= Exercise directions =
Repeat the listing in full, preserving every character.

___ Data for the task ___

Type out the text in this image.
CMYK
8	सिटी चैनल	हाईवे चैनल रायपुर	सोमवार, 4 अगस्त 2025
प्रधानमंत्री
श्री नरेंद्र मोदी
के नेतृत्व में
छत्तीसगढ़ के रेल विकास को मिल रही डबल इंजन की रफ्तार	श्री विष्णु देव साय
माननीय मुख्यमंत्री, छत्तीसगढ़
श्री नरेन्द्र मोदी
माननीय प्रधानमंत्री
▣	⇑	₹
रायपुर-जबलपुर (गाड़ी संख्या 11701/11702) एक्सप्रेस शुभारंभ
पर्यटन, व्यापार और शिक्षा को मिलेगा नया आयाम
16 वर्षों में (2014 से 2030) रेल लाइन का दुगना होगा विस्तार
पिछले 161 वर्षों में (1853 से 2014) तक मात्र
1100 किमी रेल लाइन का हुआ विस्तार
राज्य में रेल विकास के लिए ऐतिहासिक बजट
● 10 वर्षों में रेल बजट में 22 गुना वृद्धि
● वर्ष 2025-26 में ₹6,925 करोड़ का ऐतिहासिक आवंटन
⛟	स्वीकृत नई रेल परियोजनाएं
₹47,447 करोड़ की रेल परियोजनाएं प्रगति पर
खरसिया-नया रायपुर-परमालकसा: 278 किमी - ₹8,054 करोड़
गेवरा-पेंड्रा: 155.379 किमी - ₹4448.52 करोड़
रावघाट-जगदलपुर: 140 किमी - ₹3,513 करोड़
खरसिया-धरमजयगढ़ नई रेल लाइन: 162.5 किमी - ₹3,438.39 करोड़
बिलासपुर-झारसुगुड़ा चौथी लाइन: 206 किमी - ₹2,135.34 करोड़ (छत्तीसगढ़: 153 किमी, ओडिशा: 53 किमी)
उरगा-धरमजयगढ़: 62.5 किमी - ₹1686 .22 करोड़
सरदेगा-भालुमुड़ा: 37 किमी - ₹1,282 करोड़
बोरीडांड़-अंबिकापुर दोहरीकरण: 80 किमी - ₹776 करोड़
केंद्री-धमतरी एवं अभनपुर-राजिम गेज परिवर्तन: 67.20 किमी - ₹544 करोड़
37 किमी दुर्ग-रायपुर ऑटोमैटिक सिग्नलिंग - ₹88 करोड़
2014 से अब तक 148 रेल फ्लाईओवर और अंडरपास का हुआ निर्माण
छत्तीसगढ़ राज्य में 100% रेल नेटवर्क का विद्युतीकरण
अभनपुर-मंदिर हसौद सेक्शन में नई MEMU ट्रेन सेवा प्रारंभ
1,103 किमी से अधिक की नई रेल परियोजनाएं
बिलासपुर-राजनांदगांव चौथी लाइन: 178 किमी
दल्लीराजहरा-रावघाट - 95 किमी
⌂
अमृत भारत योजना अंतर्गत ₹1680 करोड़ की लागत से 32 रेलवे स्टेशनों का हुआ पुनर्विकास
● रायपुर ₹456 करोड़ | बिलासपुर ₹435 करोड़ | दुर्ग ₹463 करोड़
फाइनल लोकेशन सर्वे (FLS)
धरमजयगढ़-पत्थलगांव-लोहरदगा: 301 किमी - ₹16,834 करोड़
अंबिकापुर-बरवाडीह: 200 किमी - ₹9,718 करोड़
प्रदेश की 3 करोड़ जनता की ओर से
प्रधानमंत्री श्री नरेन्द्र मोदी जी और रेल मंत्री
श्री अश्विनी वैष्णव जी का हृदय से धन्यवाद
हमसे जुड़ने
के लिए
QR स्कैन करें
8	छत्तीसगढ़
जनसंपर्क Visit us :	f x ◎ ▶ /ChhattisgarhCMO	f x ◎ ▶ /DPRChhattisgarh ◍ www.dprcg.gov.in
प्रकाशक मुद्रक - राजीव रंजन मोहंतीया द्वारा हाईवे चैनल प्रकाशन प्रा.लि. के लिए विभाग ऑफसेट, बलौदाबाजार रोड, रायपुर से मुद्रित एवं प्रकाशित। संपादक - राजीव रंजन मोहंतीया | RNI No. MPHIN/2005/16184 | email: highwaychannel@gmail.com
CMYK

___

= Response below =
Type out the text in this image.
CMYK
8	सिटी चैनल	हाईवे चैनल रायपुर	सोमवार, 4 अगस्त 2025
प्रधानमंत्री
श्री नरेंद्र मोदी
के नेतृत्व में
छत्तीसगढ़ के रेल विकास को मिल रही डबल इंजन की रफ्तार	श्री विष्णु देव साय
माननीय मुख्यमंत्री, छत्तीसगढ़
श्री नरेन्द्र मोदी
माननीय प्रधानमंत्री
▣	⇑	₹
रायपुर-जबलपुर (गाड़ी संख्या 11701/11702) एक्सप्रेस शुभारंभ
पर्यटन, व्यापार और शिक्षा को मिलेगा नया आयाम
16 वर्षों में (2014 से 2030) रेल लाइन का दुगना होगा विस्तार
पिछले 161 वर्षों में (1853 से 2014) तक मात्र
1100 किमी रेल लाइन का हुआ विस्तार
राज्य में रेल विकास के लिए ऐतिहासिक बजट
● 10 वर्षों में रेल बजट में 22 गुना वृद्धि
● वर्ष 2025-26 में ₹6,925 करोड़ का ऐतिहासिक आवंटन
⛟	स्वीकृत नई रेल परियोजनाएं
₹47,447 करोड़ की रेल परियोजनाएं प्रगति पर
खरसिया-नया रायपुर-परमालकसा: 278 किमी - ₹8,054 करोड़
गेवरा-पेंड्रा: 155.379 किमी - ₹4448.52 करोड़
रावघाट-जगदलपुर: 140 किमी - ₹3,513 करोड़
खरसिया-धरमजयगढ़ नई रेल लाइन: 162.5 किमी - ₹3,438.39 करोड़
बिलासपुर-झारसुगुड़ा चौथी लाइन: 206 किमी - ₹2,135.34 करोड़ (छत्तीसगढ़: 153 किमी, ओडिशा: 53 किमी)
उरगा-धरमजयगढ़: 62.5 किमी - ₹1686 .22 करोड़
सरदेगा-भालुमुड़ा: 37 किमी - ₹1,282 करोड़
बोरीडांड़-अंबिकापुर दोहरीकरण: 80 किमी - ₹776 करोड़
केंद्री-धमतरी एवं अभनपुर-राजिम गेज परिवर्तन: 67.20 किमी - ₹544 करोड़
37 किमी दुर्ग-रायपुर ऑटोमैटिक सिग्नलिंग - ₹88 करोड़
2014 से अब तक 148 रेल फ्लाईओवर और अंडरपास का हुआ निर्माण
छत्तीसगढ़ राज्य में 100% रेल नेटवर्क का विद्युतीकरण
अभनपुर-मंदिर हसौद सेक्शन में नई MEMU ट्रेन सेवा प्रारंभ
1,103 किमी से अधिक की नई रेल परियोजनाएं
बिलासपुर-राजनांदगांव चौथी लाइन: 178 किमी
दल्लीराजहरा-रावघाट - 95 किमी
⌂
अमृत भारत योजना अंतर्गत ₹1680 करोड़ की लागत से 32 रेलवे स्टेशनों का हुआ पुनर्विकास
● रायपुर ₹456 करोड़ | बिलासपुर ₹435 करोड़ | दुर्ग ₹463 करोड़
फाइनल लोकेशन सर्वे (FLS)
धरमजयगढ़-पत्थलगांव-लोहरदगा: 301 किमी - ₹16,834 करोड़
अंबिकापुर-बरवाडीह: 200 किमी - ₹9,718 करोड़
प्रदेश की 3 करोड़ जनता की ओर से
प्रधानमंत्री श्री नरेन्द्र मोदी जी और रेल मंत्री
श्री अश्विनी वैष्णव जी का हृदय से धन्यवाद
हमसे जुड़ने
के लिए
QR स्कैन करें
8	छत्तीसगढ़
जनसंपर्क Visit us :	f x ◎ ▶ /ChhattisgarhCMO	f x ◎ ▶ /DPRChhattisgarh ◍ www.dprcg.gov.in
प्रकाशक मुद्रक - राजीव रंजन मोहंतीया द्वारा हाईवे चैनल प्रकाशन प्रा.लि. के लिए विभाग ऑफसेट, बलौदाबाजार रोड, रायपुर से मुद्रित एवं प्रकाशित। संपादक - राजीव रंजन मोहंतीया | RNI No. MPHIN/2005/16184 | email: highwaychannel@gmail.com
CMYK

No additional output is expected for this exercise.